[RECORDS SUPPLIED]:
* * *
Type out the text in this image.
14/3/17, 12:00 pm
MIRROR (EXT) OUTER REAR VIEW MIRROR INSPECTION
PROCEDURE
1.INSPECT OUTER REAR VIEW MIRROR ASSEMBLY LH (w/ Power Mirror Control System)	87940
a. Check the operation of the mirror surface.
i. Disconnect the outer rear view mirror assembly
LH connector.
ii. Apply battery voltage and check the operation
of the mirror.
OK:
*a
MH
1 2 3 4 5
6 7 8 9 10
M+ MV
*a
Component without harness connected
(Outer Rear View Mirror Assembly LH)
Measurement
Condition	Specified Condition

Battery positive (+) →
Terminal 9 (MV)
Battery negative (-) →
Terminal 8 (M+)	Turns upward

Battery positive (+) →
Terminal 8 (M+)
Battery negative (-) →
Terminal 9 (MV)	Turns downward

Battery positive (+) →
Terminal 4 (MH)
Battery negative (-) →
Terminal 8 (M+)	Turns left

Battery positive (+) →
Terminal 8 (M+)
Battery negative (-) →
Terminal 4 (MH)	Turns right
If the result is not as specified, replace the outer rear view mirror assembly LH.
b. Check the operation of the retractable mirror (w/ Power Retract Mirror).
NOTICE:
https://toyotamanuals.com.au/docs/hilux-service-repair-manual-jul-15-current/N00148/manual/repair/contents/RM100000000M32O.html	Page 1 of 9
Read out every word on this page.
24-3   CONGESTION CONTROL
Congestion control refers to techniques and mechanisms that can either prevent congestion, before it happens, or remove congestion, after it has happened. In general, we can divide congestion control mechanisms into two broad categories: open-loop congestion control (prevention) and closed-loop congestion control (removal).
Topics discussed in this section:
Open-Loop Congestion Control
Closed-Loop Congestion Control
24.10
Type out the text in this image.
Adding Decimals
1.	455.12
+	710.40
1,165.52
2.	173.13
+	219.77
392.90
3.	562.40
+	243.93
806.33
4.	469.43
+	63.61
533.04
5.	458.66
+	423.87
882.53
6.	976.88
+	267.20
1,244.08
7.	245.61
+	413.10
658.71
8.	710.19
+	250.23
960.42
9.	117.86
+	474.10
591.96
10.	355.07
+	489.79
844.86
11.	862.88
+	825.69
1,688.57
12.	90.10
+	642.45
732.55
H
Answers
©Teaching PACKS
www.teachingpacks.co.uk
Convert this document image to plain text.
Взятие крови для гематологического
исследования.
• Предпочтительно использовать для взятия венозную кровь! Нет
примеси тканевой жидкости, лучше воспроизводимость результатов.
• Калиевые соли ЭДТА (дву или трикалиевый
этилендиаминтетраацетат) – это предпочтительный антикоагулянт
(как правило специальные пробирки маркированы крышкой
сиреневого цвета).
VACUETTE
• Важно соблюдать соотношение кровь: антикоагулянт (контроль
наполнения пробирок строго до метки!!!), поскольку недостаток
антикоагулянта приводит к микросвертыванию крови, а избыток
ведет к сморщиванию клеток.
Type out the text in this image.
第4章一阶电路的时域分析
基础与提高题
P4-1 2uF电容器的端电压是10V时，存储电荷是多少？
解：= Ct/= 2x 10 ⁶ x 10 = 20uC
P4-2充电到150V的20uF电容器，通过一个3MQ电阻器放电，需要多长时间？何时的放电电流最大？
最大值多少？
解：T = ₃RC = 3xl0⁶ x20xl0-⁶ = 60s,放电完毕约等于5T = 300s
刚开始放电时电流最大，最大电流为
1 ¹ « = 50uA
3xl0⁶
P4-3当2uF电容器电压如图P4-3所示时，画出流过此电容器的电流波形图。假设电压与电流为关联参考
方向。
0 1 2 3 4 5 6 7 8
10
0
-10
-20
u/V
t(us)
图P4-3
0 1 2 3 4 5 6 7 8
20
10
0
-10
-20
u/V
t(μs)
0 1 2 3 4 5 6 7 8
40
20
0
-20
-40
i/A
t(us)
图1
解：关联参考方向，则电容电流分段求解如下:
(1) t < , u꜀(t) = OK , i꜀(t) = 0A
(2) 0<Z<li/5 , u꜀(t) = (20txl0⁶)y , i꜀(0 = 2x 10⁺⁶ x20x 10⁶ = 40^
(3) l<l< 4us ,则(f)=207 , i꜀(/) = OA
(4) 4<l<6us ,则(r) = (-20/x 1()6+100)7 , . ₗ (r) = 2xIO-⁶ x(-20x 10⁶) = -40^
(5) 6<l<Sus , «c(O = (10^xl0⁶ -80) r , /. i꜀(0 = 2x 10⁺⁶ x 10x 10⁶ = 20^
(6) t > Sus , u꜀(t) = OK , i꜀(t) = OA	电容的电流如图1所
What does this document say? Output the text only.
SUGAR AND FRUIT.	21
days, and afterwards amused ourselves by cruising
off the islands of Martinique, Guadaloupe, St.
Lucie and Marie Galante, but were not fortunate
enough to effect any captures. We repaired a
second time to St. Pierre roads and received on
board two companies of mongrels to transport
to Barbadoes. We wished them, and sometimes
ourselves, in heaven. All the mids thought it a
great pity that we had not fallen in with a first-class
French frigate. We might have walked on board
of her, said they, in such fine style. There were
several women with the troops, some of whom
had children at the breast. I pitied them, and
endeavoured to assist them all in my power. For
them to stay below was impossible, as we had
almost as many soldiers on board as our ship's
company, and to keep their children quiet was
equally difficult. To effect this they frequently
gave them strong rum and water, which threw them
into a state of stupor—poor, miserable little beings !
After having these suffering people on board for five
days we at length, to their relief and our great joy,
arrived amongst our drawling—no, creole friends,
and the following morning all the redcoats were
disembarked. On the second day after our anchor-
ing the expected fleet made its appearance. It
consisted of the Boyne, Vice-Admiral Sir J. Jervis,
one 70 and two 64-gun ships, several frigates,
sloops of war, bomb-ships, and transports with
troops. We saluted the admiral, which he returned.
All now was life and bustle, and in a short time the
* * *
All of the entries above must be quoted exactly.

Type out the text in this image.
14/3/17, 12:00 pm
MIRROR (EXT) OUTER REAR VIEW MIRROR INSPECTION
PROCEDURE
1.INSPECT OUTER REAR VIEW MIRROR ASSEMBLY LH (w/ Power Mirror Control System)	87940
a. Check the operation of the mirror surface.
i. Disconnect the outer rear view mirror assembly
LH connector.
ii. Apply battery voltage and check the operation
of the mirror.
OK:
*a
MH
1 2 3 4 5
6 7 8 9 10
M+ MV
*a
Component without harness connected
(Outer Rear View Mirror Assembly LH)
Measurement
Condition	Specified Condition

Battery positive (+) →
Terminal 9 (MV)
Battery negative (-) →
Terminal 8 (M+)	Turns upward

Battery positive (+) →
Terminal 8 (M+)
Battery negative (-) →
Terminal 9 (MV)	Turns downward

Battery positive (+) →
Terminal 4 (MH)
Battery negative (-) →
Terminal 8 (M+)	Turns left

Battery positive (+) →
Terminal 8 (M+)
Battery negative (-) →
Terminal 4 (MH)	Turns right
If the result is not as specified, replace the outer rear view mirror assembly LH.
b. Check the operation of the retractable mirror (w/ Power Retract Mirror).
NOTICE:
https://toyotamanuals.com.au/docs/hilux-service-repair-manual-jul-15-current/N00148/manual/repair/contents/RM100000000M32O.html	Page 1 of 9
Read out every word on this page.
24-3   CONGESTION CONTROL
Congestion control refers to techniques and mechanisms that can either prevent congestion, before it happens, or remove congestion, after it has happened. In general, we can divide congestion control mechanisms into two broad categories: open-loop congestion control (prevention) and closed-loop congestion control (removal).
Topics discussed in this section:
Open-Loop Congestion Control
Closed-Loop Congestion Control
24.10
Type out the text in this image.
Adding Decimals
1.	455.12
+	710.40
1,165.52
2.	173.13
+	219.77
392.90
3.	562.40
+	243.93
806.33
4.	469.43
+	63.61
533.04
5.	458.66
+	423.87
882.53
6.	976.88
+	267.20
1,244.08
7.	245.61
+	413.10
658.71
8.	710.19
+	250.23
960.42
9.	117.86
+	474.10
591.96
10.	355.07
+	489.79
844.86
11.	862.88
+	825.69
1,688.57
12.	90.10
+	642.45
732.55
H
Answers
©Teaching PACKS
www.teachingpacks.co.uk
Convert this document image to plain text.
Взятие крови для гематологического
исследования.
• Предпочтительно использовать для взятия венозную кровь! Нет
примеси тканевой жидкости, лучше воспроизводимость результатов.
• Калиевые соли ЭДТА (дву или трикалиевый
этилендиаминтетраацетат) – это предпочтительный антикоагулянт
(как правило специальные пробирки маркированы крышкой
сиреневого цвета).
VACUETTE
• Важно соблюдать соотношение кровь: антикоагулянт (контроль
наполнения пробирок строго до метки!!!), поскольку недостаток
антикоагулянта приводит к микросвертыванию крови, а избыток
ведет к сморщиванию клеток.
Type out the text in this image.
第4章一阶电路的时域分析
基础与提高题
P4-1 2uF电容器的端电压是10V时，存储电荷是多少？
解：= Ct/= 2x 10 ⁶ x 10 = 20uC
P4-2充电到150V的20uF电容器，通过一个3MQ电阻器放电，需要多长时间？何时的放电电流最大？
最大值多少？
解：T = ₃RC = 3xl0⁶ x20xl0-⁶ = 60s,放电完毕约等于5T = 300s
刚开始放电时电流最大，最大电流为
1 ¹ « = 50uA
3xl0⁶
P4-3当2uF电容器电压如图P4-3所示时，画出流过此电容器的电流波形图。假设电压与电流为关联参考
方向。
0 1 2 3 4 5 6 7 8
10
0
-10
-20
u/V
t(us)
图P4-3
0 1 2 3 4 5 6 7 8
20
10
0
-10
-20
u/V
t(μs)
0 1 2 3 4 5 6 7 8
40
20
0
-20
-40
i/A
t(us)
图1
解：关联参考方向，则电容电流分段求解如下:
(1) t < , u꜀(t) = OK , i꜀(t) = 0A
(2) 0<Z<li/5 , u꜀(t) = (20txl0⁶)y , i꜀(0 = 2x 10⁺⁶ x20x 10⁶ = 40^
(3) l<l< 4us ,则(f)=207 , i꜀(/) = OA
(4) 4<l<6us ,则(r) = (-20/x 1()6+100)7 , . ₗ (r) = 2xIO-⁶ x(-20x 10⁶) = -40^
(5) 6<l<Sus , «c(O = (10^xl0⁶ -80) r , /. i꜀(0 = 2x 10⁺⁶ x 10x 10⁶ = 20^
(6) t > Sus , u꜀(t) = OK , i꜀(t) = OA	电容的电流如图1所
What does this document say? Output the text only.
SUGAR AND FRUIT.	21
days, and afterwards amused ourselves by cruising
off the islands of Martinique, Guadaloupe, St.
Lucie and Marie Galante, but were not fortunate
enough to effect any captures. We repaired a
second time to St. Pierre roads and received on
board two companies of mongrels to transport
to Barbadoes. We wished them, and sometimes
ourselves, in heaven. All the mids thought it a
great pity that we had not fallen in with a first-class
French frigate. We might have walked on board
of her, said they, in such fine style. There were
several women with the troops, some of whom
had children at the breast. I pitied them, and
endeavoured to assist them all in my power. For
them to stay below was impossible, as we had
almost as many soldiers on board as our ship's
company, and to keep their children quiet was
equally difficult. To effect this they frequently
gave them strong rum and water, which threw them
into a state of stupor—poor, miserable little beings !
After having these suffering people on board for five
days we at length, to their relief and our great joy,
arrived amongst our drawling—no, creole friends,
and the following morning all the redcoats were
disembarked. On the second day after our anchor-
ing the expected fleet made its appearance. It
consisted of the Boyne, Vice-Admiral Sir J. Jervis,
one 70 and two 64-gun ships, several frigates,
sloops of war, bomb-ships, and transports with
troops. We saluted the admiral, which he returned.
All now was life and bustle, and in a short time the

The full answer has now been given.